- **EXERCISE DESCRIPTION**
Output the records exactly. Include every line.
◆ ◆ ◆ ◆ ◆ ◆ ◆
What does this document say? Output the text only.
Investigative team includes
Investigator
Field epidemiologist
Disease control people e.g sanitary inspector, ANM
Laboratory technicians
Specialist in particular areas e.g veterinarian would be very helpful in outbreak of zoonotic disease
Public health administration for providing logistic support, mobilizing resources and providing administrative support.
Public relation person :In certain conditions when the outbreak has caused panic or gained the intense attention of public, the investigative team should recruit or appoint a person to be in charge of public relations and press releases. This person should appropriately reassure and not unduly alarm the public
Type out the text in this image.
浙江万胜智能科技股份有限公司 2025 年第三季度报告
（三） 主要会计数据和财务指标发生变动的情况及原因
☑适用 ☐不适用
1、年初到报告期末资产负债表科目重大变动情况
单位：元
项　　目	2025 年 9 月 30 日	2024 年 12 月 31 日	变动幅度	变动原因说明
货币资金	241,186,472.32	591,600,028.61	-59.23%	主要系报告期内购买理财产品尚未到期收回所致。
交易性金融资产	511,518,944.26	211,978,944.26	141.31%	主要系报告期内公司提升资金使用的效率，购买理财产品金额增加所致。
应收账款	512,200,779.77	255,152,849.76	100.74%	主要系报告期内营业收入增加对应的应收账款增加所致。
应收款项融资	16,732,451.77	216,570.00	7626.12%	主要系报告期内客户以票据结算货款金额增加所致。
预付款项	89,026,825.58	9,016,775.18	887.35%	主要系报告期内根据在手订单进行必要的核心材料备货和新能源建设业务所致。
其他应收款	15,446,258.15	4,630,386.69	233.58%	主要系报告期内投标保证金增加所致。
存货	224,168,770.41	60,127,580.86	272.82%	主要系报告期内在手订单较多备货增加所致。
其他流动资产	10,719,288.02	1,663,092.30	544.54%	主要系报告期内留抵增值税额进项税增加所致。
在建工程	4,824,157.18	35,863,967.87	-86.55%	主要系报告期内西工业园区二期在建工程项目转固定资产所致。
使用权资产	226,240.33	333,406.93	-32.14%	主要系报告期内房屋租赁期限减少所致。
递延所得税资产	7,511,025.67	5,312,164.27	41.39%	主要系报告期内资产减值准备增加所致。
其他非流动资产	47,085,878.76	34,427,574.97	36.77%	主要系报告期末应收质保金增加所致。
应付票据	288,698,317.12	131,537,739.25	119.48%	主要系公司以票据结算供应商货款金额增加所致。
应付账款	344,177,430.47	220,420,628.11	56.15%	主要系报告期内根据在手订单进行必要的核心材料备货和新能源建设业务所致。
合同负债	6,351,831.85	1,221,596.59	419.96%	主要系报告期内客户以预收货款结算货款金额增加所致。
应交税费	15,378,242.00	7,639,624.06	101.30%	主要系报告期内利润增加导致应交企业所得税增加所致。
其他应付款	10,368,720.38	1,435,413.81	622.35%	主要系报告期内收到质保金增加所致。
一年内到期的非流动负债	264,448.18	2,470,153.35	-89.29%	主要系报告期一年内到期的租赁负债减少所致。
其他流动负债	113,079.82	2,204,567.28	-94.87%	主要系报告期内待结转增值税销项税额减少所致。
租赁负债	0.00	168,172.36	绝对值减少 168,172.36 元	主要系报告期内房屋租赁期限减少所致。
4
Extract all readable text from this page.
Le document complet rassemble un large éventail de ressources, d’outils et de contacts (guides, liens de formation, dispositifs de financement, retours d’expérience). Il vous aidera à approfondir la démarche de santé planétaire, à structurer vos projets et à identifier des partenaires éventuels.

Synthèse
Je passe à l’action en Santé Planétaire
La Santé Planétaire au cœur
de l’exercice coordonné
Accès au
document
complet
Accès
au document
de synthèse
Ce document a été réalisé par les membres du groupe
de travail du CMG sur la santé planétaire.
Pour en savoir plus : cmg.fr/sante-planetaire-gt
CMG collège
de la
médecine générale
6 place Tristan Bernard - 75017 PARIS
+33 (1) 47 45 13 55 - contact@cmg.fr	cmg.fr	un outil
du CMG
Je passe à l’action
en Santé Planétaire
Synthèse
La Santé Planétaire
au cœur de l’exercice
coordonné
◆ ◆ ◆ ◆ ◆ ◆ ◆
- **REPLY TO THE TASK**
What does this document say? Output the text only.
Investigative team includes
Investigator
Field epidemiologist
Disease control people e.g sanitary inspector, ANM
Laboratory technicians
Specialist in particular areas e.g veterinarian would be very helpful in outbreak of zoonotic disease
Public health administration for providing logistic support, mobilizing resources and providing administrative support.
Public relation person :In certain conditions when the outbreak has caused panic or gained the intense attention of public, the investigative team should recruit or appoint a person to be in charge of public relations and press releases. This person should appropriately reassure and not unduly alarm the public
Type out the text in this image.
浙江万胜智能科技股份有限公司 2025 年第三季度报告
（三） 主要会计数据和财务指标发生变动的情况及原因
☑适用 ☐不适用
1、年初到报告期末资产负债表科目重大变动情况
单位：元
项　　目	2025 年 9 月 30 日	2024 年 12 月 31 日	变动幅度	变动原因说明
货币资金	241,186,472.32	591,600,028.61	-59.23%	主要系报告期内购买理财产品尚未到期收回所致。
交易性金融资产	511,518,944.26	211,978,944.26	141.31%	主要系报告期内公司提升资金使用的效率，购买理财产品金额增加所致。
应收账款	512,200,779.77	255,152,849.76	100.74%	主要系报告期内营业收入增加对应的应收账款增加所致。
应收款项融资	16,732,451.77	216,570.00	7626.12%	主要系报告期内客户以票据结算货款金额增加所致。
预付款项	89,026,825.58	9,016,775.18	887.35%	主要系报告期内根据在手订单进行必要的核心材料备货和新能源建设业务所致。
其他应收款	15,446,258.15	4,630,386.69	233.58%	主要系报告期内投标保证金增加所致。
存货	224,168,770.41	60,127,580.86	272.82%	主要系报告期内在手订单较多备货增加所致。
其他流动资产	10,719,288.02	1,663,092.30	544.54%	主要系报告期内留抵增值税额进项税增加所致。
在建工程	4,824,157.18	35,863,967.87	-86.55%	主要系报告期内西工业园区二期在建工程项目转固定资产所致。
使用权资产	226,240.33	333,406.93	-32.14%	主要系报告期内房屋租赁期限减少所致。
递延所得税资产	7,511,025.67	5,312,164.27	41.39%	主要系报告期内资产减值准备增加所致。
其他非流动资产	47,085,878.76	34,427,574.97	36.77%	主要系报告期末应收质保金增加所致。
应付票据	288,698,317.12	131,537,739.25	119.48%	主要系公司以票据结算供应商货款金额增加所致。
应付账款	344,177,430.47	220,420,628.11	56.15%	主要系报告期内根据在手订单进行必要的核心材料备货和新能源建设业务所致。
合同负债	6,351,831.85	1,221,596.59	419.96%	主要系报告期内客户以预收货款结算货款金额增加所致。
应交税费	15,378,242.00	7,639,624.06	101.30%	主要系报告期内利润增加导致应交企业所得税增加所致。
其他应付款	10,368,720.38	1,435,413.81	622.35%	主要系报告期内收到质保金增加所致。
一年内到期的非流动负债	264,448.18	2,470,153.35	-89.29%	主要系报告期一年内到期的租赁负债减少所致。
其他流动负债	113,079.82	2,204,567.28	-94.87%	主要系报告期内待结转增值税销项税额减少所致。
租赁负债	0.00	168,172.36	绝对值减少 168,172.36 元	主要系报告期内房屋租赁期限减少所致。
4
Extract all readable text from this page.
Le document complet rassemble un large éventail de ressources, d’outils et de contacts (guides, liens de formation, dispositifs de financement, retours d’expérience). Il vous aidera à approfondir la démarche de santé planétaire, à structurer vos projets et à identifier des partenaires éventuels.

Synthèse
Je passe à l’action en Santé Planétaire
La Santé Planétaire au cœur
de l’exercice coordonné
Accès au
document
complet
Accès
au document
de synthèse
Ce document a été réalisé par les membres du groupe
de travail du CMG sur la santé planétaire.
Pour en savoir plus : cmg.fr/sante-planetaire-gt
CMG collège
de la
médecine générale
6 place Tristan Bernard - 75017 PARIS
+33 (1) 47 45 13 55 - contact@cmg.fr	cmg.fr	un outil
du CMG
Je passe à l’action
en Santé Planétaire
Synthèse
La Santé Planétaire
au cœur de l’exercice
coordonné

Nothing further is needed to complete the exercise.